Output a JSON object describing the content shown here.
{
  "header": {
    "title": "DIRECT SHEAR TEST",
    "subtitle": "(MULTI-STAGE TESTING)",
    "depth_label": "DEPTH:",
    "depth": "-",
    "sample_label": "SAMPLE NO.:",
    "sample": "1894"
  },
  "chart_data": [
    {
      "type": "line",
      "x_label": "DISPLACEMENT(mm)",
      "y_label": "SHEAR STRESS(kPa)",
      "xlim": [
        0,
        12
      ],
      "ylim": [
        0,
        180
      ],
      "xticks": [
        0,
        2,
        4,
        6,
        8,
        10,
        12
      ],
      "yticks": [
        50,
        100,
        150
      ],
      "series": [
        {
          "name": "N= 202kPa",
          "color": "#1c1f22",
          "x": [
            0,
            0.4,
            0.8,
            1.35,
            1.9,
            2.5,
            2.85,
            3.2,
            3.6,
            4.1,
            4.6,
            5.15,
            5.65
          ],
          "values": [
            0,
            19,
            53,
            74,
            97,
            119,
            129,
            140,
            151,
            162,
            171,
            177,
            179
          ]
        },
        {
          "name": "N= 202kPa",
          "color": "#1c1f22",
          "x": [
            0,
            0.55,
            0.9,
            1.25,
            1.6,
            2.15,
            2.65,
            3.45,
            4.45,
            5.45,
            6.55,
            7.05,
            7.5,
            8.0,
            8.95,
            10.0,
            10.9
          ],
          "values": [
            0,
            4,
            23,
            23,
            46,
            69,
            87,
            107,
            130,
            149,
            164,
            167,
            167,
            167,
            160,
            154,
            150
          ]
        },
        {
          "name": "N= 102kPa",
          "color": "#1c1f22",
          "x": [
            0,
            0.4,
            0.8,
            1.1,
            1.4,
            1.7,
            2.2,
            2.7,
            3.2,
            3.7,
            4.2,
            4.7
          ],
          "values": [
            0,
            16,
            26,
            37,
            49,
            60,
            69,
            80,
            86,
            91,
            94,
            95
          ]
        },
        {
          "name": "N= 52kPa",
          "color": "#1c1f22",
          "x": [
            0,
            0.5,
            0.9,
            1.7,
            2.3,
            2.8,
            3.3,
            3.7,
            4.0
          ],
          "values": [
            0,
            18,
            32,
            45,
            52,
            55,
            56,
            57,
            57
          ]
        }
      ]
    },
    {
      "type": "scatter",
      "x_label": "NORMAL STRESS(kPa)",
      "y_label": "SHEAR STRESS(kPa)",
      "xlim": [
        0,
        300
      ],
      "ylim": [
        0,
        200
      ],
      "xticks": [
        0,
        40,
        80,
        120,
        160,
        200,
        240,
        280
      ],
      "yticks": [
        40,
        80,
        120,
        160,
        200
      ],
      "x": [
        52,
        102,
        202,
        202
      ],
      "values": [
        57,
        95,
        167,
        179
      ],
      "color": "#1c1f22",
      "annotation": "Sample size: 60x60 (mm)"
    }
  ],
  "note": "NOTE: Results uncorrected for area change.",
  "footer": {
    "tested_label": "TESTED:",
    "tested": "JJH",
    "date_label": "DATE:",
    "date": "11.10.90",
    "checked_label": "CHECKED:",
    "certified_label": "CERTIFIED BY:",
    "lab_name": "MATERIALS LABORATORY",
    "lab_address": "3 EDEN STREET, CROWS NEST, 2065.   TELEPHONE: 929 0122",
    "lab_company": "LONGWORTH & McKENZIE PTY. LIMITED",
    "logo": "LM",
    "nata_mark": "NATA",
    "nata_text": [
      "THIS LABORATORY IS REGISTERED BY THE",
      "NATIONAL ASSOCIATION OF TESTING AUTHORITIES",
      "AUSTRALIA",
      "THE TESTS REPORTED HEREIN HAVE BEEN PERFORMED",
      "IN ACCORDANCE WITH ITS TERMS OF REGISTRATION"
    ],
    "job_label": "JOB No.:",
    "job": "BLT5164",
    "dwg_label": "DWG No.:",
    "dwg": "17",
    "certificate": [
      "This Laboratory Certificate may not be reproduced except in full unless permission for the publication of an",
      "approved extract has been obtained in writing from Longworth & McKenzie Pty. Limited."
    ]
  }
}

+--

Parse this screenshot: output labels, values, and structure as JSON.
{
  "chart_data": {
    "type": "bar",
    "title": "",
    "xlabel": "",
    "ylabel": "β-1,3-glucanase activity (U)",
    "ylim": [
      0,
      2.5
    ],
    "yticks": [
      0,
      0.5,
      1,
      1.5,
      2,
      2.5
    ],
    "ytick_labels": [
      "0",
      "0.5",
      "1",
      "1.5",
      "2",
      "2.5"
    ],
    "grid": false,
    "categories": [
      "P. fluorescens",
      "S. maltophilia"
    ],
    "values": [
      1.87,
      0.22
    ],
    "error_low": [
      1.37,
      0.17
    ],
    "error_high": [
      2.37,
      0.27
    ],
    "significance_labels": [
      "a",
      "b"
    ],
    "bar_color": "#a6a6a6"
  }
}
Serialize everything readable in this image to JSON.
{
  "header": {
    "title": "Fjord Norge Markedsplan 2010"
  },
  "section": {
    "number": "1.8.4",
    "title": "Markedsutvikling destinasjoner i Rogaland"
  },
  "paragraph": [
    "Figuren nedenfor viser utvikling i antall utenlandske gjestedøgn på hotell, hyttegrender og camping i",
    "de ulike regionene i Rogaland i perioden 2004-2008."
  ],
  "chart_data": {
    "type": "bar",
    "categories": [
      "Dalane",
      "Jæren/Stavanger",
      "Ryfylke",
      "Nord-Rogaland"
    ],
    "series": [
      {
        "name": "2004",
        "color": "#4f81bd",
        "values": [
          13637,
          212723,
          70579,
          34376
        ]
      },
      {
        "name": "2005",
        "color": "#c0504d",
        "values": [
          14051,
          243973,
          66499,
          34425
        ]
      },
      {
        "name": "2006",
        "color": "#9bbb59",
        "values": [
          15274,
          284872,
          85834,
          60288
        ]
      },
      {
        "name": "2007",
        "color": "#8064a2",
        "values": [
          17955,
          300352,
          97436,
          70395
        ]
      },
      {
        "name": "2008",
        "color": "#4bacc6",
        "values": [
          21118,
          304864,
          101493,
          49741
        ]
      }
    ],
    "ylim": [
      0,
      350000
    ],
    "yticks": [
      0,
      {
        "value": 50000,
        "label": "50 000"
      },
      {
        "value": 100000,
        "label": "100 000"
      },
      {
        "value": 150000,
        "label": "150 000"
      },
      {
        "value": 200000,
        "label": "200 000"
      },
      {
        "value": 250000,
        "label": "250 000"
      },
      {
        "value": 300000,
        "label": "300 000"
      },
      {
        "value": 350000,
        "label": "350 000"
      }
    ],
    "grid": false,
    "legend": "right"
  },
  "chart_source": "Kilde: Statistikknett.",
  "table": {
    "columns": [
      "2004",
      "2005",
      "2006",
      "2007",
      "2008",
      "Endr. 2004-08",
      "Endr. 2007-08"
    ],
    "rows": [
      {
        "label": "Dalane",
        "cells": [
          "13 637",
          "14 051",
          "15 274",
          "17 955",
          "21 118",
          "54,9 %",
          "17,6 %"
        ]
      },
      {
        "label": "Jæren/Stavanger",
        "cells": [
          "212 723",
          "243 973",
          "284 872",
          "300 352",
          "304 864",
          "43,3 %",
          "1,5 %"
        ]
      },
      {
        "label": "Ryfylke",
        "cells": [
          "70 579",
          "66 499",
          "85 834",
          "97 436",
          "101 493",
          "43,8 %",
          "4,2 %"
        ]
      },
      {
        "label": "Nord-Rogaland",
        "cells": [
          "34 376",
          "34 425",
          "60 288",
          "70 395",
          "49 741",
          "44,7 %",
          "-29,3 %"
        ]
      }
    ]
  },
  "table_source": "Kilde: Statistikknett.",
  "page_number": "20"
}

+--

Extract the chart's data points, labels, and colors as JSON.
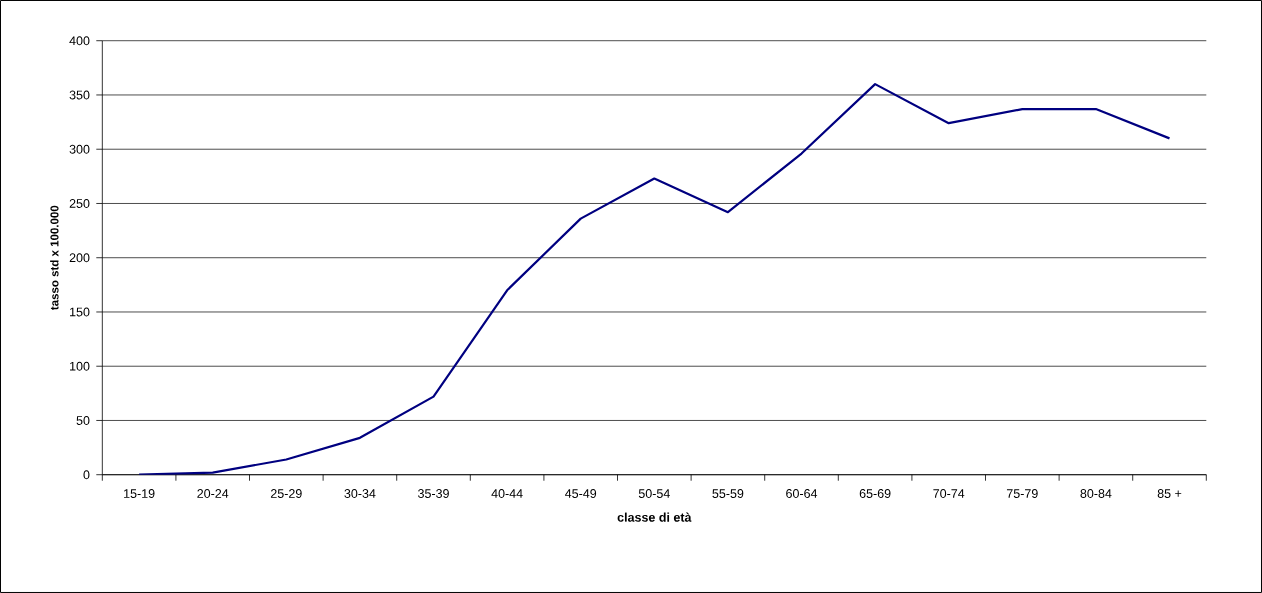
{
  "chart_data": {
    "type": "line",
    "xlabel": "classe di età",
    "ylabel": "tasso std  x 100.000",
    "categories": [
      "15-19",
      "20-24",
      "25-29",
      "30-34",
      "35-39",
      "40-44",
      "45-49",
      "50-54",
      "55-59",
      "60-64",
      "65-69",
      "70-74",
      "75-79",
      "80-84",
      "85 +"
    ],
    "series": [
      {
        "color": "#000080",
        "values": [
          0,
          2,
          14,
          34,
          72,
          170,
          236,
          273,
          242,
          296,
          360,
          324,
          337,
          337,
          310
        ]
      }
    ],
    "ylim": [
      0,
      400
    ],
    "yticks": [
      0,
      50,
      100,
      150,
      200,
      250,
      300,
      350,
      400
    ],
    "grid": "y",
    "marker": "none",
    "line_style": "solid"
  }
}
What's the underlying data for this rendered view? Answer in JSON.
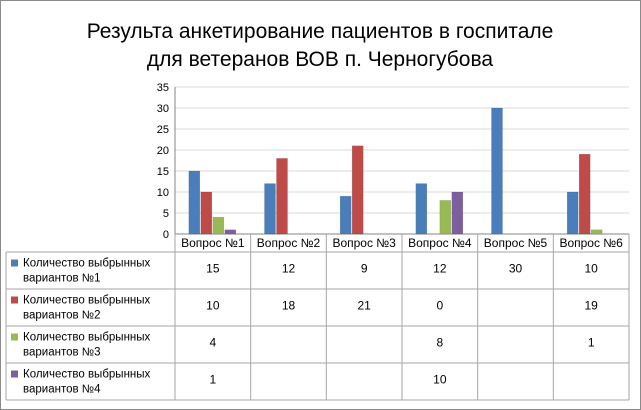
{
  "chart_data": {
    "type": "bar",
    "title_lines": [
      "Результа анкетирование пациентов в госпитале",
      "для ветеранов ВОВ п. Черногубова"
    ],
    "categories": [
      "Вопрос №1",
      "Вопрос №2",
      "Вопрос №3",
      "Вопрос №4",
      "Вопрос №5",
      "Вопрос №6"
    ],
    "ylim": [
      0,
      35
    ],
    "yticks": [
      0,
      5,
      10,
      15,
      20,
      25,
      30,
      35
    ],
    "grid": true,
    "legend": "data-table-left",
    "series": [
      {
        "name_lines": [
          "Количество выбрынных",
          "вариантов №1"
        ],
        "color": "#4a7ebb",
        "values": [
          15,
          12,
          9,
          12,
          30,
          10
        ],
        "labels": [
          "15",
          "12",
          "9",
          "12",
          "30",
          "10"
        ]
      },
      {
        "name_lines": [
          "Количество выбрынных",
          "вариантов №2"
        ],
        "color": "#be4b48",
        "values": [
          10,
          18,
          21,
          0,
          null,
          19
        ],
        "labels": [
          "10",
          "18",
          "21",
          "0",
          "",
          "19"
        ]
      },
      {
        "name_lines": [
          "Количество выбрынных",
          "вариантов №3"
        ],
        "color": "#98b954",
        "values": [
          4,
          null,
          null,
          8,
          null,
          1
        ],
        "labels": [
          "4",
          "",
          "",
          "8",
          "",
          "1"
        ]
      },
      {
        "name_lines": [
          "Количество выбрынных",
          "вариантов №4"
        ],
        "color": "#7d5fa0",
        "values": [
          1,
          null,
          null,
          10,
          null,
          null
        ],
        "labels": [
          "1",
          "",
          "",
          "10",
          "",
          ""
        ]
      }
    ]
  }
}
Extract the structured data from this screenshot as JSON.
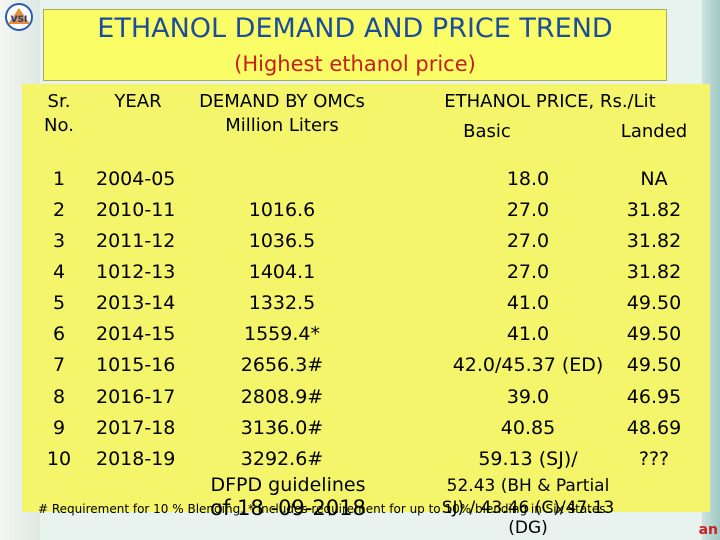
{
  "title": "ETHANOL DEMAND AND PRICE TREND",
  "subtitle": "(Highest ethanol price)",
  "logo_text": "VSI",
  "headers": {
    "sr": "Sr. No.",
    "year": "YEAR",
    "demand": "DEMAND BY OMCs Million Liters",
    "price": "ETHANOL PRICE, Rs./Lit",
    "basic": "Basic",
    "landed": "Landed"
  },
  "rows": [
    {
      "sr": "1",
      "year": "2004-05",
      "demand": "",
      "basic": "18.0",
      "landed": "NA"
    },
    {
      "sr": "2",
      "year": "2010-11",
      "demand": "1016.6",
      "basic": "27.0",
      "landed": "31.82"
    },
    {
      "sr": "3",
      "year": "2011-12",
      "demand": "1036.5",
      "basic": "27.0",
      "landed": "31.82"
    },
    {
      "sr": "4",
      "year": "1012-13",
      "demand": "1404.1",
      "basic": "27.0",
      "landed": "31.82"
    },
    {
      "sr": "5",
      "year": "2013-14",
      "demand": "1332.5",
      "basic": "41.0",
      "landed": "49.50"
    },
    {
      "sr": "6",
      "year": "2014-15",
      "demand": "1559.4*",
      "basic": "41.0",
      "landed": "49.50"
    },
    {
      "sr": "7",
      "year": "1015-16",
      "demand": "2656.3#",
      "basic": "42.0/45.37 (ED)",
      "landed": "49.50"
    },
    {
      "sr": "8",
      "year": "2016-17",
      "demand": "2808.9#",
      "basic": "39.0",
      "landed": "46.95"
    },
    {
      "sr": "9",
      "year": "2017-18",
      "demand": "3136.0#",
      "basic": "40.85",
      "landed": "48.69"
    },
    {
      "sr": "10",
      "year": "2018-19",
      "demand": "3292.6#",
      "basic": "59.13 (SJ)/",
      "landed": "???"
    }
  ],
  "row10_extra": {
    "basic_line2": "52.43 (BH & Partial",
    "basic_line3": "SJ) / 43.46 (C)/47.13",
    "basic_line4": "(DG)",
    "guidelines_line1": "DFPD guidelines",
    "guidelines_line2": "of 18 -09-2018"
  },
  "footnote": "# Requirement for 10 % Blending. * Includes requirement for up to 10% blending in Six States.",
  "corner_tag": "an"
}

+--

Problem: Read the lines above. Gather those in which the string "from" is found.

Solved problem:
      "approved extract has been obtained in writing from Longworth & McKenzie Pty. Limited."
Extract the structured data from this screenshot as JSON.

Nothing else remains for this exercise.